Work instructions
A – Render this sentence from the Quaker incentive plan amendment into Spanish: "IN WITNESS WHEREOF, this Amendment is executed below by a duly authorized officer of the Company."
B – Write the next part of the Quaker incentive plan amendment, picking up after its last line.

Passage to read
_ _ _
WHEREAS, amendment of the Plan is desirable to eliminate the cancellation and payment of cash in connection with any change in control transaction which would preclude pooling of interests accounting, if such treatment would otherwise apply to the transaction, but otherwise retain the full effect and benefit of the plan provisions, including the elimination of further service requirements as a condition of the options or restricted stock;

 

NOW, THEREFORE, pursuant to the authority delegated to the undersigned by resolution of the Board of Directors, the Plan is hereby amended as of the 21st day of November, 2000, by adding a new paragraph 9.1(h) immediately following paragraph 9.1(g) as follows:

 

(h)    Pooling of Interests.  Notwithstanding any other provision of the Plan, Options outstanding on the date of a Change in Control which is intended to qualify as a pooling of interests transaction, which would otherwise be cancelled and cashed out in accordance with paragraph (a) above, after application of the limitations set forth in paragraph (g) above, shall not be subject to any additional service requirement as a condition of exercise but shall not otherwise be subject to the provisions of such paragraph (a), and the Restricted Period with respect to Restricted Stock, which would otherwise be cancelled and cashed out in accordance with paragraph (c) above, after application of the limitations of paragraph (g) above, shall lapse on the date of any such Change in Control but such Restricted Stock shall not otherwise be subject to the provisions of such paragraph (c).

 

IN WITNESS WHEREOF, this Amendment is executed below by a duly authorized officer  of the Company.

 

The Quaker Oats Company

By:

 

/s/    Robert S. Morrison


Its:

 

Chairman of the Board, President
and Chief Executive Officer


 

FIRST AMENDMENT

TO THE

QUAKER LONG TERM INCENTIVE PLAN OF 1990

(As Amended and Restated Effective as of September 1, 1996)
_ _ _
Data listing
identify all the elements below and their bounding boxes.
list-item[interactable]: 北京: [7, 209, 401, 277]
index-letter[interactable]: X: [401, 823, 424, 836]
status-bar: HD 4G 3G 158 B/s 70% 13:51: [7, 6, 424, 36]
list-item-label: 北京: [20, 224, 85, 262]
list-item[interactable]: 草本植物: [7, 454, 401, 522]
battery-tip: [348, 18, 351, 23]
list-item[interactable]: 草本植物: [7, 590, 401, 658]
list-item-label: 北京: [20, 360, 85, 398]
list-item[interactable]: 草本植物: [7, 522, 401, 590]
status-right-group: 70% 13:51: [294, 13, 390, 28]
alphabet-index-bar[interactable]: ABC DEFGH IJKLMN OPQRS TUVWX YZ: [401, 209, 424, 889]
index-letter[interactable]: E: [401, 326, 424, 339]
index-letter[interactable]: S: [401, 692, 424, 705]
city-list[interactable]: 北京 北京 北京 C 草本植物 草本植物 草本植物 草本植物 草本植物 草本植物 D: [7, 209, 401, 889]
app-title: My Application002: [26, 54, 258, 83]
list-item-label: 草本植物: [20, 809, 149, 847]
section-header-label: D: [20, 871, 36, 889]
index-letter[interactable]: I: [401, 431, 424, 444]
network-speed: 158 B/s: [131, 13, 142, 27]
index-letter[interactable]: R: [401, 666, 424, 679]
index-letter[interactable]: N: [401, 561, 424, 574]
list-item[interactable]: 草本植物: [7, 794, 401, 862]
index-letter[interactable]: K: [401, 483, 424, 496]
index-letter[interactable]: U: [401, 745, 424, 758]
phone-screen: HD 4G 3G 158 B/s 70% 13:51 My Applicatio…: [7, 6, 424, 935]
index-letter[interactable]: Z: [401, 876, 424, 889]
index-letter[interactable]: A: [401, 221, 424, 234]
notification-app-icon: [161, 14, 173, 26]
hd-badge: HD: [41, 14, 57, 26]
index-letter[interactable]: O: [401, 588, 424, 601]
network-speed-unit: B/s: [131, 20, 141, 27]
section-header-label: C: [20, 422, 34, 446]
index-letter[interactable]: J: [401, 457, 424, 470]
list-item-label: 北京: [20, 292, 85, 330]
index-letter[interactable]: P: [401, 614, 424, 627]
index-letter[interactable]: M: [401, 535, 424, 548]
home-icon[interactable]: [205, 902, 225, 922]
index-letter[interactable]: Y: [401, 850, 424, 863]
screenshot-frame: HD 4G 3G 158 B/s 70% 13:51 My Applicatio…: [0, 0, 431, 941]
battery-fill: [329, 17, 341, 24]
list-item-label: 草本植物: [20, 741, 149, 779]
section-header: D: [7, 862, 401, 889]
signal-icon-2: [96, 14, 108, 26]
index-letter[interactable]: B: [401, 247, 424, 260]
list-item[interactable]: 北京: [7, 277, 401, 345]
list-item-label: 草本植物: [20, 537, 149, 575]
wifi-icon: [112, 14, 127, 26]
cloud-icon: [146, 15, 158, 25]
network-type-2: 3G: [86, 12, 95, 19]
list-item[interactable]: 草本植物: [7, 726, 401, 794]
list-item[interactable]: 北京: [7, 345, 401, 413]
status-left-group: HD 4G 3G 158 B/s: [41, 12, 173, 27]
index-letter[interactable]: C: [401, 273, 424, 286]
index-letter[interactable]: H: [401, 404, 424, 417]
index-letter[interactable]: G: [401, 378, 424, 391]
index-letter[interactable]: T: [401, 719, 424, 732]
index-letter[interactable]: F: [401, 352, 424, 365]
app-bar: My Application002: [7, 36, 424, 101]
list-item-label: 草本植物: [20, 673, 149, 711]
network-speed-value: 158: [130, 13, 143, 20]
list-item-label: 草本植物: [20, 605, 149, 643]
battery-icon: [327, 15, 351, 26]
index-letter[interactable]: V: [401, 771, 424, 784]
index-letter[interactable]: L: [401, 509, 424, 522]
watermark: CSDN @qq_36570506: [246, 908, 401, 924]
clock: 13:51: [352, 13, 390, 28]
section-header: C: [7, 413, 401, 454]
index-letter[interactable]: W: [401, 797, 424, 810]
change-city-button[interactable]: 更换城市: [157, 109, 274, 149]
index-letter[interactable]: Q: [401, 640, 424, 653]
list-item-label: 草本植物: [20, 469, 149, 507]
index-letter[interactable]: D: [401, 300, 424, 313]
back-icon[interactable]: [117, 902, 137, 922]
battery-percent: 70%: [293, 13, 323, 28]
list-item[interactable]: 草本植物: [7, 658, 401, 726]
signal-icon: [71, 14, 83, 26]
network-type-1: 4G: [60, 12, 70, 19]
_ _ _
Exercise results
A – EN FE DE LO CUAL, la presente Enmienda es firmada a continuación por un funcionario debidamente autorizado de la Compañía.

B –
WHEREAS, The Quaker Long Term Incentive Plan of 1990, as amended and restated effective as of September 1, 1996 (the “Plan”), was established by the Quaker Oats Company (the “Company”) for the benefit of its eligible employees; and

 

WHEREAS, amendment of the Plan is desirable;

 

NOW, THEREFORE, the Plan is hereby amended effective as of May 13, 1998, by substituting the following for Section 9.2 of the Plan:

 

“9.2    Change in Control.  A ‘Change in Control’ shall be deemed to have occurred if:

 

(a)    any ‘Person,’ which shall mean a ‘person’ as such term is used in Sections 13(d) and 14(d) of the Securities Exchange Act of 1934, as amended (the ‘Exchange Act’) (other than the Company, any trustee or other fiduciary holding securities under an employee benefit plan of the Company, or any company owned, directly or indirectly, by the stockholders of the Company in substantially the same proportions as their ownership of stock of the Company), is or becomes the ‘beneficial owner’ (as defined in Rule 13d-3 under the Exchange Act), directly or indirectly, of securities of the Company representing 25% or more of the combined voting power of the Company’s then outstanding voting securities;

 

(b)    during any period of 24 consecutive months (not including any period prior to May 13, 1998), individuals, who at the beginning of such period constitute the Board, and any new director (other than a director designated by a Person who has entered into an agreement with the Company to effect a transaction described in paragraph (a), (c) (2) or (d) of this Section) whose election by the Board, or whose nomination for election by the Company’s stockholders, was approved by a vote of at least two-thirds (2/3) of the directors before the beginning of the period cease for any reason to constitute at least a majority thereof;

 

(c)    the stockholders of the Company approve (1) a plan of complete liquidation of the Company or (2) the sale or disposition by the Company of all or substantially all of the Company’s assets unless the acquirer of the assets or its directors shall meet the conditions for a merger or consolidation in subparagraphs (d) (1) or (d) (2) of this Section; or


 

(d)     the stockholders of the Company approve a merger or consolidation of the Company with any other company other than:

 

(1)    such a merger or consolidation which would result in the voting securities of the Company outstanding immediately prior thereto continuing to represent (either by


remaining outstanding or by being converted into voting securities of the surviving entity) more than 70% of the combined voting power of the Company’s or such surviving entity’s outstanding voting securities immediately after such merger or consolidation; or

 

(2)    such a merger or consolidation which would result in the directors of the Company who were directors immediately prior thereto continuing to constitute at least 50% of the directors of the surviving entity immediately after such merger or consolidation.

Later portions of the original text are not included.